Print the whole listing exactly.
***
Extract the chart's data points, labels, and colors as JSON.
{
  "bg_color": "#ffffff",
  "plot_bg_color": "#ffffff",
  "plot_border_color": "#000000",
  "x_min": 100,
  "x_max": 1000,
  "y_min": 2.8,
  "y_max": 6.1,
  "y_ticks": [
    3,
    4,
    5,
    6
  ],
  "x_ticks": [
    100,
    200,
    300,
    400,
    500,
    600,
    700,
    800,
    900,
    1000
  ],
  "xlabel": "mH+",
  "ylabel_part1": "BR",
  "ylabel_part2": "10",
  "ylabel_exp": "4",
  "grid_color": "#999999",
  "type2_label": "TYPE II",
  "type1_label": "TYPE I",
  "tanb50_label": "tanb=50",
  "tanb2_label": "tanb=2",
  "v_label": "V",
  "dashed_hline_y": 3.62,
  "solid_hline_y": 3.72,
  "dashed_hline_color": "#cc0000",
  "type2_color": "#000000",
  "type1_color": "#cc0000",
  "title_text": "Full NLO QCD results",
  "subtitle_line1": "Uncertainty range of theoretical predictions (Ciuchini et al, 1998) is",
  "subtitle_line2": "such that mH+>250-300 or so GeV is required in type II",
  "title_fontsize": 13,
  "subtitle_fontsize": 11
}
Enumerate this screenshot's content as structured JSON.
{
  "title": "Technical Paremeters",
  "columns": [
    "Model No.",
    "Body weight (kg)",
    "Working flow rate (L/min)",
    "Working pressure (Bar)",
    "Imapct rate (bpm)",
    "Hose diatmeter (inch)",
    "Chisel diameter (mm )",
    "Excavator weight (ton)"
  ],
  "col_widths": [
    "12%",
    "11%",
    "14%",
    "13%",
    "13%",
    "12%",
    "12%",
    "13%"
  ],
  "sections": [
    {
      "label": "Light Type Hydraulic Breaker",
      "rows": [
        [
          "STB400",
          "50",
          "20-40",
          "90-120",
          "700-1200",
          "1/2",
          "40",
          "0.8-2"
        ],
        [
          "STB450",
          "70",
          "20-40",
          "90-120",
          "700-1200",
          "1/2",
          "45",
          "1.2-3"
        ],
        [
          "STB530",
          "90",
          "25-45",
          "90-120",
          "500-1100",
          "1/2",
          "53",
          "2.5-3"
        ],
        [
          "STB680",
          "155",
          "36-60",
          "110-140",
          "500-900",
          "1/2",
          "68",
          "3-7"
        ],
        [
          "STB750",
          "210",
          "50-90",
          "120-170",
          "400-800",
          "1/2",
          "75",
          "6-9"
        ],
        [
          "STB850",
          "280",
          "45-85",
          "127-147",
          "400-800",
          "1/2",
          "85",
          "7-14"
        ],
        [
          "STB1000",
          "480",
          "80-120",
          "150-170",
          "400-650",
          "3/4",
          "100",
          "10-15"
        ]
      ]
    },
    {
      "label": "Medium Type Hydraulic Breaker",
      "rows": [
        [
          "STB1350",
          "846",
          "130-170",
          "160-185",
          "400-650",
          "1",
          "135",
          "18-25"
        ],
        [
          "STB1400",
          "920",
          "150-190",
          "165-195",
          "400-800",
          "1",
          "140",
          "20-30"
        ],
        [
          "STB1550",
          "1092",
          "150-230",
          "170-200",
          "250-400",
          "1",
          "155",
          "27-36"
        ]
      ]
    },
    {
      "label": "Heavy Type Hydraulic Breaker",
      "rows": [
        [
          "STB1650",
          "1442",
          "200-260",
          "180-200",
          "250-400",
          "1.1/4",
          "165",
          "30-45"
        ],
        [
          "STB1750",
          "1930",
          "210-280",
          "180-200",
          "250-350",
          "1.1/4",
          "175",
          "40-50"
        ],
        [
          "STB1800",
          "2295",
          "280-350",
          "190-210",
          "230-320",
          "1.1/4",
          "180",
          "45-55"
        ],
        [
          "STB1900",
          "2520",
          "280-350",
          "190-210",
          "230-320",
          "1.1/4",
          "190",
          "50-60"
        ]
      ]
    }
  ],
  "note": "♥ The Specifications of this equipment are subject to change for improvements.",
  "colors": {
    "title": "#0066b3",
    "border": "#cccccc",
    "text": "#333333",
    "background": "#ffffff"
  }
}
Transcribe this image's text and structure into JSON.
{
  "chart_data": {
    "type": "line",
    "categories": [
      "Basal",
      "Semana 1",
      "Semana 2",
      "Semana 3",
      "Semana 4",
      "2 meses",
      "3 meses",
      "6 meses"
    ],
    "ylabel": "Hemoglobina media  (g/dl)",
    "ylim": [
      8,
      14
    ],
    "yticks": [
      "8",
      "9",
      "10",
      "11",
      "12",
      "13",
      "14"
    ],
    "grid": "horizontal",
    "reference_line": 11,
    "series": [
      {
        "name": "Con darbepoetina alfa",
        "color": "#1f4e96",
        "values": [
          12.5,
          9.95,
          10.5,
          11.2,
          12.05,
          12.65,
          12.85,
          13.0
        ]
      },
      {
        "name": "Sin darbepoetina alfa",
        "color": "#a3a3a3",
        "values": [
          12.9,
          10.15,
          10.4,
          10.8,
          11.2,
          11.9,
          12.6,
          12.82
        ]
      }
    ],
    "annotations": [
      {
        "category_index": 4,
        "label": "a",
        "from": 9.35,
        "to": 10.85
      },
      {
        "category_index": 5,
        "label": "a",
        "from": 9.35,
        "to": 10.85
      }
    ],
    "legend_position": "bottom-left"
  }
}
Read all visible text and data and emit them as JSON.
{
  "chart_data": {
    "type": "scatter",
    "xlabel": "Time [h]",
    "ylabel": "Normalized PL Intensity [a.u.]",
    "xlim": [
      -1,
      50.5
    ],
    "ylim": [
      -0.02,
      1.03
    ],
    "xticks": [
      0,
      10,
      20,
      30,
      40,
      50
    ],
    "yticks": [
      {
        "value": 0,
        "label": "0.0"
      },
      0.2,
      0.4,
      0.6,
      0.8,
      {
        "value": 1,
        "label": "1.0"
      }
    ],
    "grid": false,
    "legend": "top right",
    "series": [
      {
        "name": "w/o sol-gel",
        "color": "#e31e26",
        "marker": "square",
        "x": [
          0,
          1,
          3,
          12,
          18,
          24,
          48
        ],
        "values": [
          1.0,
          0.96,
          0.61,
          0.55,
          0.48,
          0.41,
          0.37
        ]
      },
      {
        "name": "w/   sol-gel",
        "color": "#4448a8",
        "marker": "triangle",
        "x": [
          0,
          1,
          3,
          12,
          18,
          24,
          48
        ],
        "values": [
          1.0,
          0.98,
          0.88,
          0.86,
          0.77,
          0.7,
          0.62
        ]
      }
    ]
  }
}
***
COMPLETE ANSWER:
Extract the chart's data points, labels, and colors as JSON.
{
  "bg_color": "#ffffff",
  "plot_bg_color": "#ffffff",
  "plot_border_color": "#000000",
  "x_min": 100,
  "x_max": 1000,
  "y_min": 2.8,
  "y_max": 6.1,
  "y_ticks": [
    3,
    4,
    5,
    6
  ],
  "x_ticks": [
    100,
    200,
    300,
    400,
    500,
    600,
    700,
    800,
    900,
    1000
  ],
  "xlabel": "mH+",
  "ylabel_part1": "BR",
  "ylabel_part2": "10",
  "ylabel_exp": "4",
  "grid_color": "#999999",
  "type2_label": "TYPE II",
  "type1_label": "TYPE I",
  "tanb50_label": "tanb=50",
  "tanb2_label": "tanb=2",
  "v_label": "V",
  "dashed_hline_y": 3.62,
  "solid_hline_y": 3.72,
  "dashed_hline_color": "#cc0000",
  "type2_color": "#000000",
  "type1_color": "#cc0000",
  "title_text": "Full NLO QCD results",
  "subtitle_line1": "Uncertainty range of theoretical predictions (Ciuchini et al, 1998) is",
  "subtitle_line2": "such that mH+>250-300 or so GeV is required in type II",
  "title_fontsize": 13,
  "subtitle_fontsize": 11
}
Enumerate this screenshot's content as structured JSON.
{
  "title": "Technical Paremeters",
  "columns": [
    "Model No.",
    "Body weight (kg)",
    "Working flow rate (L/min)",
    "Working pressure (Bar)",
    "Imapct rate (bpm)",
    "Hose diatmeter (inch)",
    "Chisel diameter (mm )",
    "Excavator weight (ton)"
  ],
  "col_widths": [
    "12%",
    "11%",
    "14%",
    "13%",
    "13%",
    "12%",
    "12%",
    "13%"
  ],
  "sections": [
    {
      "label": "Light Type Hydraulic Breaker",
      "rows": [
        [
          "STB400",
          "50",
          "20-40",
          "90-120",
          "700-1200",
          "1/2",
          "40",
          "0.8-2"
        ],
        [
          "STB450",
          "70",
          "20-40",
          "90-120",
          "700-1200",
          "1/2",
          "45",
          "1.2-3"
        ],
        [
          "STB530",
          "90",
          "25-45",
          "90-120",
          "500-1100",
          "1/2",
          "53",
          "2.5-3"
        ],
        [
          "STB680",
          "155",
          "36-60",
          "110-140",
          "500-900",
          "1/2",
          "68",
          "3-7"
        ],
        [
          "STB750",
          "210",
          "50-90",
          "120-170",
          "400-800",
          "1/2",
          "75",
          "6-9"
        ],
        [
          "STB850",
          "280",
          "45-85",
          "127-147",
          "400-800",
          "1/2",
          "85",
          "7-14"
        ],
        [
          "STB1000",
          "480",
          "80-120",
          "150-170",
          "400-650",
          "3/4",
          "100",
          "10-15"
        ]
      ]
    },
    {
      "label": "Medium Type Hydraulic Breaker",
      "rows": [
        [
          "STB1350",
          "846",
          "130-170",
          "160-185",
          "400-650",
          "1",
          "135",
          "18-25"
        ],
        [
          "STB1400",
          "920",
          "150-190",
          "165-195",
          "400-800",
          "1",
          "140",
          "20-30"
        ],
        [
          "STB1550",
          "1092",
          "150-230",
          "170-200",
          "250-400",
          "1",
          "155",
          "27-36"
        ]
      ]
    },
    {
      "label": "Heavy Type Hydraulic Breaker",
      "rows": [
        [
          "STB1650",
          "1442",
          "200-260",
          "180-200",
          "250-400",
          "1.1/4",
          "165",
          "30-45"
        ],
        [
          "STB1750",
          "1930",
          "210-280",
          "180-200",
          "250-350",
          "1.1/4",
          "175",
          "40-50"
        ],
        [
          "STB1800",
          "2295",
          "280-350",
          "190-210",
          "230-320",
          "1.1/4",
          "180",
          "45-55"
        ],
        [
          "STB1900",
          "2520",
          "280-350",
          "190-210",
          "230-320",
          "1.1/4",
          "190",
          "50-60"
        ]
      ]
    }
  ],
  "note": "♥ The Specifications of this equipment are subject to change for improvements.",
  "colors": {
    "title": "#0066b3",
    "border": "#cccccc",
    "text": "#333333",
    "background": "#ffffff"
  }
}
Transcribe this image's text and structure into JSON.
{
  "chart_data": {
    "type": "line",
    "categories": [
      "Basal",
      "Semana 1",
      "Semana 2",
      "Semana 3",
      "Semana 4",
      "2 meses",
      "3 meses",
      "6 meses"
    ],
    "ylabel": "Hemoglobina media  (g/dl)",
    "ylim": [
      8,
      14
    ],
    "yticks": [
      "8",
      "9",
      "10",
      "11",
      "12",
      "13",
      "14"
    ],
    "grid": "horizontal",
    "reference_line": 11,
    "series": [
      {
        "name": "Con darbepoetina alfa",
        "color": "#1f4e96",
        "values": [
          12.5,
          9.95,
          10.5,
          11.2,
          12.05,
          12.65,
          12.85,
          13.0
        ]
      },
      {
        "name": "Sin darbepoetina alfa",
        "color": "#a3a3a3",
        "values": [
          12.9,
          10.15,
          10.4,
          10.8,
          11.2,
          11.9,
          12.6,
          12.82
        ]
      }
    ],
    "annotations": [
      {
        "category_index": 4,
        "label": "a",
        "from": 9.35,
        "to": 10.85
      },
      {
        "category_index": 5,
        "label": "a",
        "from": 9.35,
        "to": 10.85
      }
    ],
    "legend_position": "bottom-left"
  }
}
Read all visible text and data and emit them as JSON.
{
  "chart_data": {
    "type": "scatter",
    "xlabel": "Time [h]",
    "ylabel": "Normalized PL Intensity [a.u.]",
    "xlim": [
      -1,
      50.5
    ],
    "ylim": [
      -0.02,
      1.03
    ],
    "xticks": [
      0,
      10,
      20,
      30,
      40,
      50
    ],
    "yticks": [
      {
        "value": 0,
        "label": "0.0"
      },
      0.2,
      0.4,
      0.6,
      0.8,
      {
        "value": 1,
        "label": "1.0"
      }
    ],
    "grid": false,
    "legend": "top right",
    "series": [
      {
        "name": "w/o sol-gel",
        "color": "#e31e26",
        "marker": "square",
        "x": [
          0,
          1,
          3,
          12,
          18,
          24,
          48
        ],
        "values": [
          1.0,
          0.96,
          0.61,
          0.55,
          0.48,
          0.41,
          0.37
        ]
      },
      {
        "name": "w/   sol-gel",
        "color": "#4448a8",
        "marker": "triangle",
        "x": [
          0,
          1,
          3,
          12,
          18,
          24,
          48
        ],
        "values": [
          1.0,
          0.98,
          0.88,
          0.86,
          0.77,
          0.7,
          0.62
        ]
      }
    ]
  }
}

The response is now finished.